* _THE EXERCISE_
Exactly reproduce each entry, leaving out nothing.

* _EXTRACTED INFORMATION_
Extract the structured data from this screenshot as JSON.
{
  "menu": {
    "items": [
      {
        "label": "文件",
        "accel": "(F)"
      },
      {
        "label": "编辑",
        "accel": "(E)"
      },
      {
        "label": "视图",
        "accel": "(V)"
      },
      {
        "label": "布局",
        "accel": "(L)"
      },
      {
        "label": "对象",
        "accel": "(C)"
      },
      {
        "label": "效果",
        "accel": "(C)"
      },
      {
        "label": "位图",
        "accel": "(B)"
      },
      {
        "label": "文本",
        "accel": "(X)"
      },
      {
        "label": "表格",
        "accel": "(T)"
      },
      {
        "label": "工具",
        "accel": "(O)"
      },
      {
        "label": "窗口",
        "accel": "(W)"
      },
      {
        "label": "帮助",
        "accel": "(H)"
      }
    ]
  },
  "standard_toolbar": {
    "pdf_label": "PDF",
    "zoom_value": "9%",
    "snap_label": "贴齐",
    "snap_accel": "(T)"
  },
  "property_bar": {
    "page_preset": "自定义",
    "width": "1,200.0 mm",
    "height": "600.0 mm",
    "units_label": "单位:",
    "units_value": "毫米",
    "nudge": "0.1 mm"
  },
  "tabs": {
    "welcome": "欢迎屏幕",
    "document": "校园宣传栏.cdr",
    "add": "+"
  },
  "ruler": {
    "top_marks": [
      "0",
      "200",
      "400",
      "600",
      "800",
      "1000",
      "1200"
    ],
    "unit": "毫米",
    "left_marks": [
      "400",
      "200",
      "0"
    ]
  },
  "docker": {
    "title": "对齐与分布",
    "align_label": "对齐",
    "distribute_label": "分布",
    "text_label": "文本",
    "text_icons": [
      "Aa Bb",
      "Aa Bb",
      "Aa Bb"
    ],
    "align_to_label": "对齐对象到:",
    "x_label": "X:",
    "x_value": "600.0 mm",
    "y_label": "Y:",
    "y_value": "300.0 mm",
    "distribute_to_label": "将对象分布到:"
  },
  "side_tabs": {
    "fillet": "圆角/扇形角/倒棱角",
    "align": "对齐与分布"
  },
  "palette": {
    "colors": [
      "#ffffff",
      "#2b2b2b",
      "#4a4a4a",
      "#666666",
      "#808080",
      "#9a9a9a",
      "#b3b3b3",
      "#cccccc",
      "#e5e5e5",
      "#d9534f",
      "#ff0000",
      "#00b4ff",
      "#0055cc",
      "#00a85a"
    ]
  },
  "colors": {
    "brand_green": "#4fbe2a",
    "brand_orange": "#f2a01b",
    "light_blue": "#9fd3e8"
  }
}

* _ANSWER TO THE PROBLEM_
Extract the structured data from this screenshot as JSON.
{
  "menu": {
    "items": [
      {
        "label": "文件",
        "accel": "(F)"
      },
      {
        "label": "编辑",
        "accel": "(E)"
      },
      {
        "label": "视图",
        "accel": "(V)"
      },
      {
        "label": "布局",
        "accel": "(L)"
      },
      {
        "label": "对象",
        "accel": "(C)"
      },
      {
        "label": "效果",
        "accel": "(C)"
      },
      {
        "label": "位图",
        "accel": "(B)"
      },
      {
        "label": "文本",
        "accel": "(X)"
      },
      {
        "label": "表格",
        "accel": "(T)"
      },
      {
        "label": "工具",
        "accel": "(O)"
      },
      {
        "label": "窗口",
        "accel": "(W)"
      },
      {
        "label": "帮助",
        "accel": "(H)"
      }
    ]
  },
  "standard_toolbar": {
    "pdf_label": "PDF",
    "zoom_value": "9%",
    "snap_label": "贴齐",
    "snap_accel": "(T)"
  },
  "property_bar": {
    "page_preset": "自定义",
    "width": "1,200.0 mm",
    "height": "600.0 mm",
    "units_label": "单位:",
    "units_value": "毫米",
    "nudge": "0.1 mm"
  },
  "tabs": {
    "welcome": "欢迎屏幕",
    "document": "校园宣传栏.cdr",
    "add": "+"
  },
  "ruler": {
    "top_marks": [
      "0",
      "200",
      "400",
      "600",
      "800",
      "1000",
      "1200"
    ],
    "unit": "毫米",
    "left_marks": [
      "400",
      "200",
      "0"
    ]
  },
  "docker": {
    "title": "对齐与分布",
    "align_label": "对齐",
    "distribute_label": "分布",
    "text_label": "文本",
    "text_icons": [
      "Aa Bb",
      "Aa Bb",
      "Aa Bb"
    ],
    "align_to_label": "对齐对象到:",
    "x_label": "X:",
    "x_value": "600.0 mm",
    "y_label": "Y:",
    "y_value": "300.0 mm",
    "distribute_to_label": "将对象分布到:"
  },
  "side_tabs": {
    "fillet": "圆角/扇形角/倒棱角",
    "align": "对齐与分布"
  },
  "palette": {
    "colors": [
      "#ffffff",
      "#2b2b2b",
      "#4a4a4a",
      "#666666",
      "#808080",
      "#9a9a9a",
      "#b3b3b3",
      "#cccccc",
      "#e5e5e5",
      "#d9534f",
      "#ff0000",
      "#00b4ff",
      "#0055cc",
      "#00a85a"
    ]
  },
  "colors": {
    "brand_green": "#4fbe2a",
    "brand_orange": "#f2a01b",
    "light_blue": "#9fd3e8"
  }
}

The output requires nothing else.